(Recorded data)
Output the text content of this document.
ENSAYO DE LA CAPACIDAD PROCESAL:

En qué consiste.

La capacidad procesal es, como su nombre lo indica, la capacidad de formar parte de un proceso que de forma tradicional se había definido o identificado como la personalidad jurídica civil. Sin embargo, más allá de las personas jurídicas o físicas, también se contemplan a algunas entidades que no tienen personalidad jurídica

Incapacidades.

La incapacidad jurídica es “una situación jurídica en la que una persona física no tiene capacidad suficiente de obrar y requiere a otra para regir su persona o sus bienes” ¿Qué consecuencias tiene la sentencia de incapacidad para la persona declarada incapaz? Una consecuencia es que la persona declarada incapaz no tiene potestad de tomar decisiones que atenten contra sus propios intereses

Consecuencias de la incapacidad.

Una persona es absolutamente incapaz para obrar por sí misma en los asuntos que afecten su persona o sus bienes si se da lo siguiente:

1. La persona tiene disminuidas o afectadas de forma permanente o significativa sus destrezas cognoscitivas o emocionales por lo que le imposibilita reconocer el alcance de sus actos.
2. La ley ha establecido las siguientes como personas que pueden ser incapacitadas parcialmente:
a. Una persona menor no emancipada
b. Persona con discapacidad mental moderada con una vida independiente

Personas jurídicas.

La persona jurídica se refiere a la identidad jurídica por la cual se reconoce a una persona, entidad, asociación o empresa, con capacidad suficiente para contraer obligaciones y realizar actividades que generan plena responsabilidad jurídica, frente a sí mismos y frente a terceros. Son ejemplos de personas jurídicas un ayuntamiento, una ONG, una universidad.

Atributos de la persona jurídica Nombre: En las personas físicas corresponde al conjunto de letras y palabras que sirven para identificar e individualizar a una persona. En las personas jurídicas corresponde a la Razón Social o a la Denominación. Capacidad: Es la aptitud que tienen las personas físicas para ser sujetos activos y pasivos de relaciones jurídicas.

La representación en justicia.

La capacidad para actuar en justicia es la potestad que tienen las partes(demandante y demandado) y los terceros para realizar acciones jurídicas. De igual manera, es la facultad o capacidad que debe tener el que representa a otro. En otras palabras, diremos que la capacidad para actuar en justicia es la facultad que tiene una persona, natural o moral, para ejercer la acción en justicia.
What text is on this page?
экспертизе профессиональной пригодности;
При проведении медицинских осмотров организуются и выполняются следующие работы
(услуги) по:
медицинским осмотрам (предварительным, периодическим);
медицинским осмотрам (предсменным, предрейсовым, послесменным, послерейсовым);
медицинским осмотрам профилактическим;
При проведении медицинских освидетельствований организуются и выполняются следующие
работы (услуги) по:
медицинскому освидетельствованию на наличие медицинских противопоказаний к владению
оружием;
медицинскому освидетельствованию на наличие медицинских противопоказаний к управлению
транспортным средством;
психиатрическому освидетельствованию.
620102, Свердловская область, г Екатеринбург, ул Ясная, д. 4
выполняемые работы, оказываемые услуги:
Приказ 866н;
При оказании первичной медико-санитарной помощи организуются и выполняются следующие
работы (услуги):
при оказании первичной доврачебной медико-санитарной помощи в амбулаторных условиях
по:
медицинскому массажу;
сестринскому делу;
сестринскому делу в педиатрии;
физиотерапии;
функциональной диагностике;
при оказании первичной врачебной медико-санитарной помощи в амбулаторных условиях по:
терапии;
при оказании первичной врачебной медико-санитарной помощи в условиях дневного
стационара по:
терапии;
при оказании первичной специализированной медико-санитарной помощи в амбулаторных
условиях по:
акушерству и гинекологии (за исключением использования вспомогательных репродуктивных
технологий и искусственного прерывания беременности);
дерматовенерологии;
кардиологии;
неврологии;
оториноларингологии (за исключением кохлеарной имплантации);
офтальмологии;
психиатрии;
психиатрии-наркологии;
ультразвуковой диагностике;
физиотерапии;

→ **EXERCISE PROMPT**: Filter lines by "условиях" and return each hit.

→ **REPLY**:
при оказании первичной доврачебной медико-санитарной помощи в амбулаторных условиях
при оказании первичной врачебной медико-санитарной помощи в амбулаторных условиях по:
при оказании первичной врачебной медико-санитарной помощи в условиях дневного
условиях по:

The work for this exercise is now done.